§ **The task**:
Pick up the news article about RIT's $1 million cleanroom grant after its final sentence and continue it for several paragraphs.
-- Document section follows --
RIT receives $1 million grant to upgrade and expand its cleanroom facility

State funding advances growth in semiconductor and biomedical research

Meghan Marin

The Semiconductor Manufacturing and Fabrication Laboratory in the Kate Gleason College of Engineering will be renamed RIT NanoLabs to reflect the growth in microelectronics and biomedical devices technology research and development.

The Kate Gleason College of Engineering at Rochester Institute of Technology was awarded a $1 million Higher Education Capital Matching Grant (HECAP) from New York state. The award will be used to upgrade and expand the college’s cleanroom facility to accommodate the growth of research in biomedical technologies such as drug delivery and lab-on-chip devices.

RIT researchers are building upon the institution’s long and successful history of semiconductor and microsystems research, said Doreen Edwards, dean of RIT’s Kate Gleason College of Engineering.

 “The demand for computer chips is outpacing supply in the U.S. We are producing graduates who have the skills to help solve this problem. The fabrication techniques used to build computer chips are critical to many current and future technologies,” said Edwards. “The timing of this grant couldn’t be better.”

Semiconductor research and development is integral to the growth of newer technologies such as artificial intelligence, quantum computing, biomedical sensors, and integrated photonics. These technologies will enable advances in smart systems for healthcare, transportation, manufacturing, defense and security, among others.

The name of the cleanroom facility is being changed from the Semiconductor and Microsystems Fabrication Laboratory to RIT NanoLabs to better reflect the full range of research that it supports.
-- Document section concluded --
-- Data records follows --
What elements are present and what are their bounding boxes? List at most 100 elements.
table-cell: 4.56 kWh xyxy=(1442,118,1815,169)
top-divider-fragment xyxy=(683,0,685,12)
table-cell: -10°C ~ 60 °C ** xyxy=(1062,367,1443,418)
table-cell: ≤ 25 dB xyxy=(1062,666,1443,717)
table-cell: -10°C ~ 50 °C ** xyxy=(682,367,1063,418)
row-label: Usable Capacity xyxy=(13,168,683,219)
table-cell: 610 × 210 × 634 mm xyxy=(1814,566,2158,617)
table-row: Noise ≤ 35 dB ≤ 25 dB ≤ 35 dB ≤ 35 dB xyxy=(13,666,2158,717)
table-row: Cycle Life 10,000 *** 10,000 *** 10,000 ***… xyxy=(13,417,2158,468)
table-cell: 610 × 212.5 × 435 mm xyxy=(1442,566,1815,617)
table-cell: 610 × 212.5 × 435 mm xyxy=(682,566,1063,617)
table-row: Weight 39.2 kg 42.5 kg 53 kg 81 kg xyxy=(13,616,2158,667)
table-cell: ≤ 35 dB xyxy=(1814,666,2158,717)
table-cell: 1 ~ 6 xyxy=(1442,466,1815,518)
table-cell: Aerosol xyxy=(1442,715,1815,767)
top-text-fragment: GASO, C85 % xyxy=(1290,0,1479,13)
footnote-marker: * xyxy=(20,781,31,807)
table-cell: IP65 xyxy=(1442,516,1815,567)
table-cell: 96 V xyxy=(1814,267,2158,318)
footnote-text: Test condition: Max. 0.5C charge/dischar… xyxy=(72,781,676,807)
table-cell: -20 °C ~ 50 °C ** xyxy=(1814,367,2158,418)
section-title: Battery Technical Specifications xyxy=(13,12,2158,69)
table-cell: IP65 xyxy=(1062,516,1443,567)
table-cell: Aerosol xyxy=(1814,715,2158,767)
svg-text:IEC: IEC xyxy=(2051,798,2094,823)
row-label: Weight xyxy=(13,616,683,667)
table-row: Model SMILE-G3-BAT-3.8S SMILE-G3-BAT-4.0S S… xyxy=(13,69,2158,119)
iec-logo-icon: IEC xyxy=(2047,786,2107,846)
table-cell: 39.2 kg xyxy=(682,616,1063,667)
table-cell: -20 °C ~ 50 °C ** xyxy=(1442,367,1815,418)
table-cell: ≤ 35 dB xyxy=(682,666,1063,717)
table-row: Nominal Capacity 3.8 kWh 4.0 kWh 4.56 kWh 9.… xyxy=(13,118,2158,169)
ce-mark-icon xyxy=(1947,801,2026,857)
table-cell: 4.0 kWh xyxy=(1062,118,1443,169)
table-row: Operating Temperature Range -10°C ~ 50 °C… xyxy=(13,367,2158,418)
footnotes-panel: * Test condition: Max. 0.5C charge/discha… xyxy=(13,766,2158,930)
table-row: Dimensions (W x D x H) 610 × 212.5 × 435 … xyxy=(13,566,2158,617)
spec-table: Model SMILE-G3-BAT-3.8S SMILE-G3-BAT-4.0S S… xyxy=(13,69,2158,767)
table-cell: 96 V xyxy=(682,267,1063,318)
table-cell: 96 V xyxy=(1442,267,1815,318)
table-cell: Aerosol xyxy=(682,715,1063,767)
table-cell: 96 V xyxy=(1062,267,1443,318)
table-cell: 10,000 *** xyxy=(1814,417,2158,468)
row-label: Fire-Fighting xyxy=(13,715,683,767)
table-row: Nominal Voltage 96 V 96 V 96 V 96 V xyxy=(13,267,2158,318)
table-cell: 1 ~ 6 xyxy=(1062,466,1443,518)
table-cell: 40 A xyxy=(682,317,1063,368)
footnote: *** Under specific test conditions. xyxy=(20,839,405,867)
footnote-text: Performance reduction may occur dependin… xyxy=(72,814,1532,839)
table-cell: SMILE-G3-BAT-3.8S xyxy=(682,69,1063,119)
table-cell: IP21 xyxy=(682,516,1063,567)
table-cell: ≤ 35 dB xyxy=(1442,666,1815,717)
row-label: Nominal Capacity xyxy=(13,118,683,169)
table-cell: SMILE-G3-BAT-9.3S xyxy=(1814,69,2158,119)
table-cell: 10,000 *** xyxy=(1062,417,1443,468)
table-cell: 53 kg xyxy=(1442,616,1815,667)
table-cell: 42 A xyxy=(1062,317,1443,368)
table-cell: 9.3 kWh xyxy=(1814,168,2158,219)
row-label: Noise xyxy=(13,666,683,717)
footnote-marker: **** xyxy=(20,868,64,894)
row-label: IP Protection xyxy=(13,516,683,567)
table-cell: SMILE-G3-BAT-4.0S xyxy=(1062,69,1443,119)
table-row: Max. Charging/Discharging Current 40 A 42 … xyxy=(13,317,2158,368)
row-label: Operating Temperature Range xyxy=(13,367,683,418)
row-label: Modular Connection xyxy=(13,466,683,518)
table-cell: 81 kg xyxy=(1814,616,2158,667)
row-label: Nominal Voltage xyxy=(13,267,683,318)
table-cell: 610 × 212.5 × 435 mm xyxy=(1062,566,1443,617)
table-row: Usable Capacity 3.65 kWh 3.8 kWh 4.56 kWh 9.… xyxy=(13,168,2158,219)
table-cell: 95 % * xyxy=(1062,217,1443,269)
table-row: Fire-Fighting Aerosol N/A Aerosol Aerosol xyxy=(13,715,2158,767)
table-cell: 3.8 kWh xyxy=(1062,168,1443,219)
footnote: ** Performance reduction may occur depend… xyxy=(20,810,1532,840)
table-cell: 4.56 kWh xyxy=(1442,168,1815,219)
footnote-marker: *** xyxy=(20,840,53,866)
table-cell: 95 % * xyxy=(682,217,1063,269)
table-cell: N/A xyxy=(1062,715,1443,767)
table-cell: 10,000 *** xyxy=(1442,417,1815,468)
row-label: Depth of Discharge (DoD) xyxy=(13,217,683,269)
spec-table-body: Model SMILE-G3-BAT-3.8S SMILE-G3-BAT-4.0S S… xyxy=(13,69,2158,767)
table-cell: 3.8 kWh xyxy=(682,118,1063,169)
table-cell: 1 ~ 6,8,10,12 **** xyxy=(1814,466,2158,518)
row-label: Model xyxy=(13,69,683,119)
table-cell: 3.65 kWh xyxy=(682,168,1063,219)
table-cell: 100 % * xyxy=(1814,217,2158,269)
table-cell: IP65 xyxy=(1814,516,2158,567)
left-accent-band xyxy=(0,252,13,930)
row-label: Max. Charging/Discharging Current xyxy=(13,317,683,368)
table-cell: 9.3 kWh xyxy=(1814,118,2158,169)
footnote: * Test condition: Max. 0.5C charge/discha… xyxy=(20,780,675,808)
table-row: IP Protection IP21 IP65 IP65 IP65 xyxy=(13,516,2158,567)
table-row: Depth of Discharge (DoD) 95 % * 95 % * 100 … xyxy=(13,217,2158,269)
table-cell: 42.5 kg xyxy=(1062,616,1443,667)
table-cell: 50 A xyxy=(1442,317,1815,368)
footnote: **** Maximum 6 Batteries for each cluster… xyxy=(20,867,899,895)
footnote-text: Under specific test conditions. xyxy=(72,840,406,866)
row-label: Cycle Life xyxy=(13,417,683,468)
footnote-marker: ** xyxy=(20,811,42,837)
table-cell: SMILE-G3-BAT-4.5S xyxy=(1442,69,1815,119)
-- Data records concluded --
§ **Response area**:
RIT researchers will use the facility for research in photonics, quantum chip development, microfluidic devices, LEDs, solar cells, and nanomembranes. The facility will continue to support CMOS processing—a chip fabrication process that is widely used in industry. Early-stage companies will continue to use the facility to develop new products. 

“This reflects on how we work with, and look at, the needs of industry,” said Karl Hirschman, RIT’s Micron Professor of Microelectronic Engineering. “They need to see a platform where they can integrate device technologies. Even if it is just proof-of-concept, we can do that. CMOS is today’s bread and butter of microelectronics. That's what we’ve done, and that’s what continues to move us forward.”

Project planning is underway, and Phase I construction will launch in January 2022. Changes will include upgrades to filtration and air handling systems, the addition of new wet processing stations to prevent cross contamination, and the creation of 5,000 square feet of collaborative research space focused on biomedical applications.  

The current cleanroom was built in the mid-1980s to complement the microelectronic engineering degree program, which began in 1982. The first of its kind at the time, the microelectronic engineering program led the way to train engineers in what would become a powerful global industry.

Today, the cleanroom serves as a teaching and research lab, a testing facility for corporate partners, and a resource for multiple levels of workforce development training.

“If the government is making an investment to address the shortage in U.S. chipmaking, then we’re certainly well-aligned with whatever they want to invest in—especially in providing engineers to these industries. We have an unmatched undergraduate program,” Hirschman said.